* [AIM] Scan the data below for the string "document". Copy every line where it appears.

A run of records
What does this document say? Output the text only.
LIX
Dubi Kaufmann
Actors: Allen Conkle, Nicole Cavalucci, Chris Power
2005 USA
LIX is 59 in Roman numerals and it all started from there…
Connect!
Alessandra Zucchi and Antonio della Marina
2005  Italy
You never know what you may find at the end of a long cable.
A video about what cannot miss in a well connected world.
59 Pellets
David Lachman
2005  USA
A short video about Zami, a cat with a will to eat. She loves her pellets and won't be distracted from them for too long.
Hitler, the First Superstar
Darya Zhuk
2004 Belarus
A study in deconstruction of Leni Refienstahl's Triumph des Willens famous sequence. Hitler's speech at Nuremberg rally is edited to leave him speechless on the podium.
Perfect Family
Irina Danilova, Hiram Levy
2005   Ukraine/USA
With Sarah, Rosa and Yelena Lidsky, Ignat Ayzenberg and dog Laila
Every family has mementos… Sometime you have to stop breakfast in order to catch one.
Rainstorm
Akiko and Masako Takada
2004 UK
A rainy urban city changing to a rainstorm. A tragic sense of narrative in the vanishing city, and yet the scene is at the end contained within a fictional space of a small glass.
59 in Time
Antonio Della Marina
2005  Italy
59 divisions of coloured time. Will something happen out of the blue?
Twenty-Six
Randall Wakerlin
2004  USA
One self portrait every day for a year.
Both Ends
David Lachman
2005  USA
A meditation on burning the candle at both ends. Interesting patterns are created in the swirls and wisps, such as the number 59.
--
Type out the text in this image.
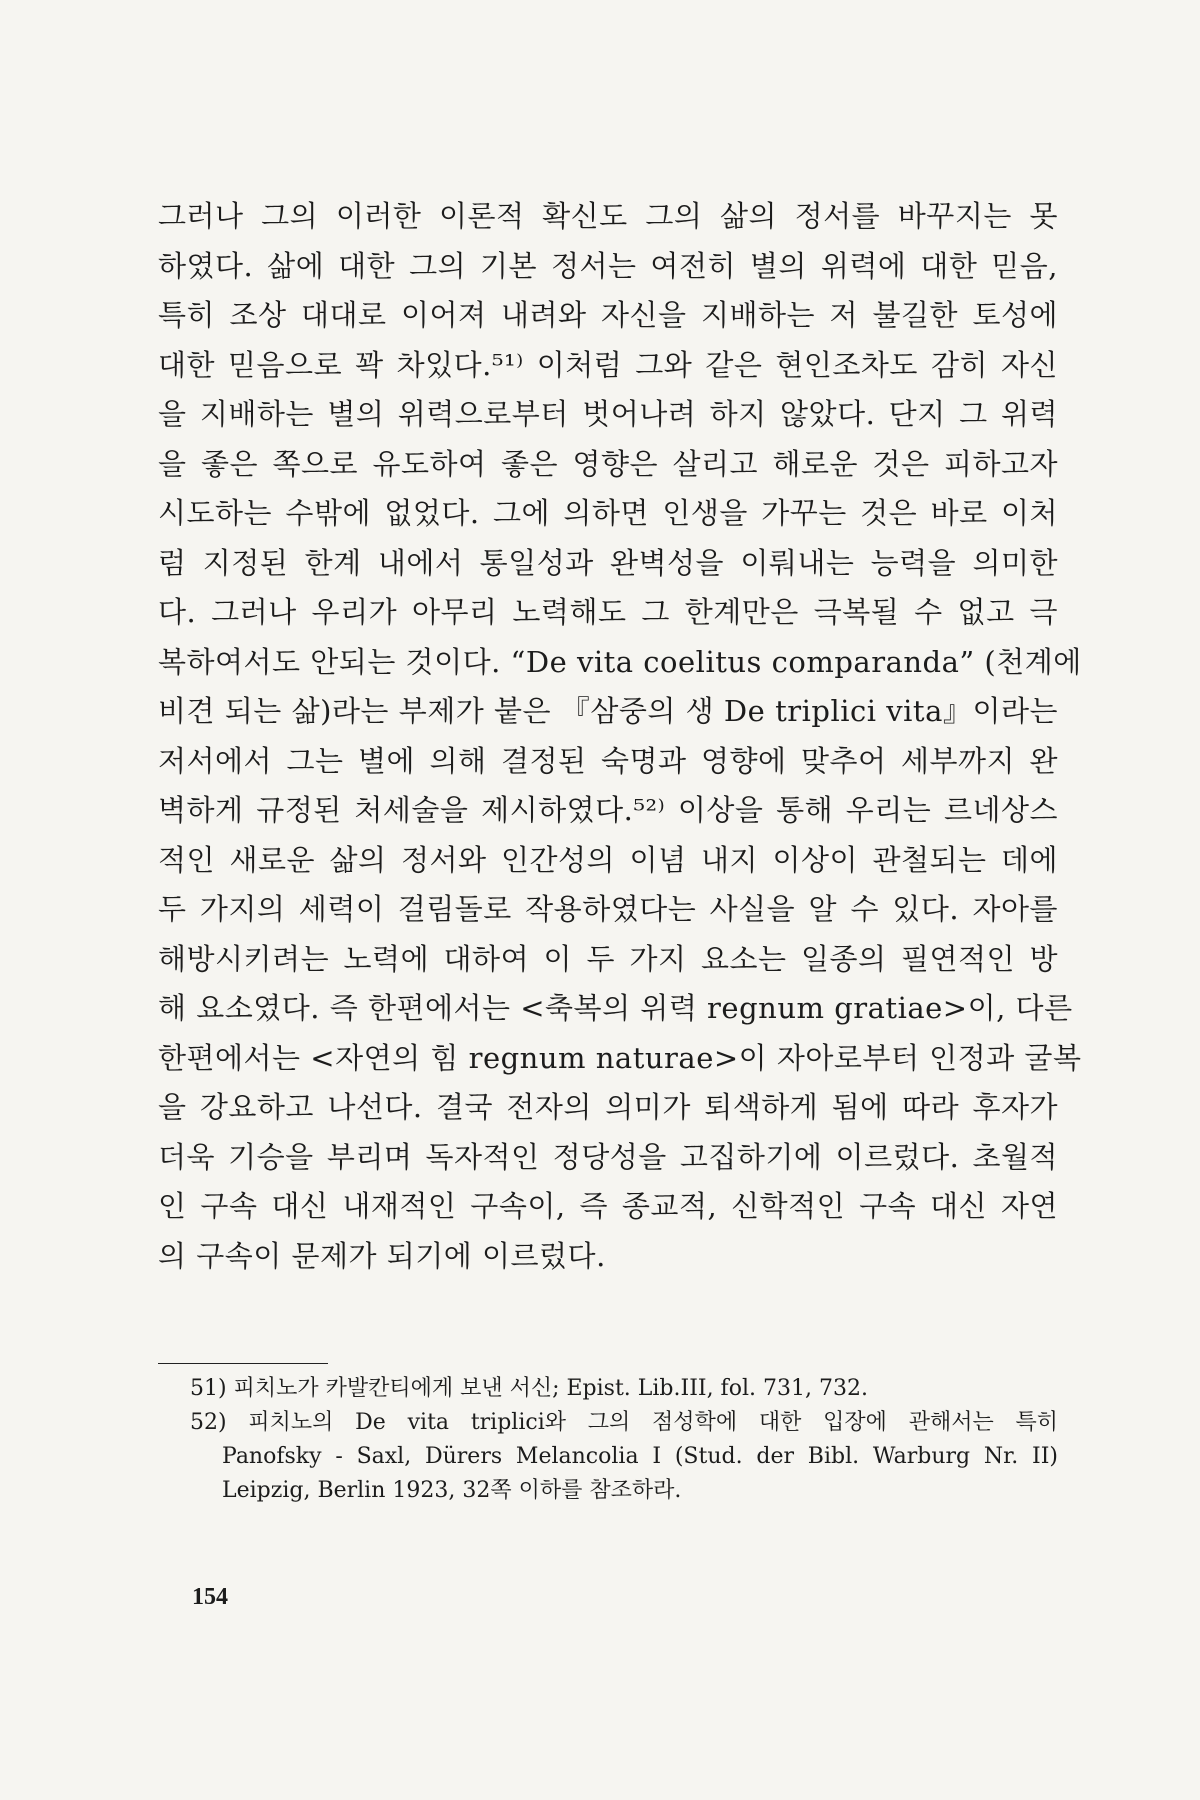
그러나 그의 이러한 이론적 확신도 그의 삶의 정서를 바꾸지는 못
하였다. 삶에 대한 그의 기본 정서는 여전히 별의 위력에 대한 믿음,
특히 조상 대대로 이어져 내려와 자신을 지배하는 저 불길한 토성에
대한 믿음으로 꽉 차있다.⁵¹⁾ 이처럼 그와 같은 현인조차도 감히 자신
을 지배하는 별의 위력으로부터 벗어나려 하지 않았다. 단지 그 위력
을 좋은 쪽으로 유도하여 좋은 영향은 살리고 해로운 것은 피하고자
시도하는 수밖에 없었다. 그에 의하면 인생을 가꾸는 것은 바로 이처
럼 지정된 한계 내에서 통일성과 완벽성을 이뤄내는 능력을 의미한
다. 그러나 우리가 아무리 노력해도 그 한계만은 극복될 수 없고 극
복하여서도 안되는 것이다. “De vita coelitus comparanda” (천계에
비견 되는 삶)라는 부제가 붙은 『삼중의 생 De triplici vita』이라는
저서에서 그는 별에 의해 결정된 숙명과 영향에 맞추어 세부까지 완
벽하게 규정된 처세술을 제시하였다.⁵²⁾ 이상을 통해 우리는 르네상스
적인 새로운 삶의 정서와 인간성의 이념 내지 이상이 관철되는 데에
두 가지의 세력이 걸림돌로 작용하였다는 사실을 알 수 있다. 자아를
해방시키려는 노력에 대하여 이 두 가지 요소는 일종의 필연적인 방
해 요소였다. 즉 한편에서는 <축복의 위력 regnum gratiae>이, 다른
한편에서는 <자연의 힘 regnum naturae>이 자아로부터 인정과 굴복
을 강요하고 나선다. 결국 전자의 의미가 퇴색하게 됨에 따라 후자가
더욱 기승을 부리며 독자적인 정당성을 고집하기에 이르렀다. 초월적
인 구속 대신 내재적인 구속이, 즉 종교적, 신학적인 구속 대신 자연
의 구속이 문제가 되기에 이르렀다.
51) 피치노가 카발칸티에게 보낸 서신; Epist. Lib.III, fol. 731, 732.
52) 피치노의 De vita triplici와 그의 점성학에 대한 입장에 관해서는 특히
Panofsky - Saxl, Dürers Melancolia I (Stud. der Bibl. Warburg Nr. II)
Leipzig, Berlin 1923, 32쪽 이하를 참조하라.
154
* * *
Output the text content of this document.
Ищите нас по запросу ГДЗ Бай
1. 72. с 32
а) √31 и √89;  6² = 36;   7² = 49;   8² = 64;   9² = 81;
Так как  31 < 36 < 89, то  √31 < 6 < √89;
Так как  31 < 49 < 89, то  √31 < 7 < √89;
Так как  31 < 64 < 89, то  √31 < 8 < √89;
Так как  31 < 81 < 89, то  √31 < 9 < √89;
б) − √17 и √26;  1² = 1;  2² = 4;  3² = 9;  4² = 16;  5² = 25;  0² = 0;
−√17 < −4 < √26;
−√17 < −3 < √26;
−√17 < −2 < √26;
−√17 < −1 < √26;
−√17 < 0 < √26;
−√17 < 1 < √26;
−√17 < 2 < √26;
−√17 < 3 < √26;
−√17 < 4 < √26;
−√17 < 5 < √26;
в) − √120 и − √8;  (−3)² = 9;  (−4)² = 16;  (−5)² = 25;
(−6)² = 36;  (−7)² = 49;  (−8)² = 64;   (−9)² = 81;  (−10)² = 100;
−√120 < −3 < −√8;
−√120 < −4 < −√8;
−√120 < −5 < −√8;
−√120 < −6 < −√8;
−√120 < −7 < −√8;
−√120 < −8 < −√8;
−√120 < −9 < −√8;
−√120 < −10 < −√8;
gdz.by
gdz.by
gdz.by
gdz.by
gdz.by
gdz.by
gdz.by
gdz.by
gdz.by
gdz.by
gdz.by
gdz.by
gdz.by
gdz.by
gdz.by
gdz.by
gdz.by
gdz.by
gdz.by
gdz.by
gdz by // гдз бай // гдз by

* [COMPLETE RESPONSE]
What does this document say? Output the text only.
Output the text content of this document.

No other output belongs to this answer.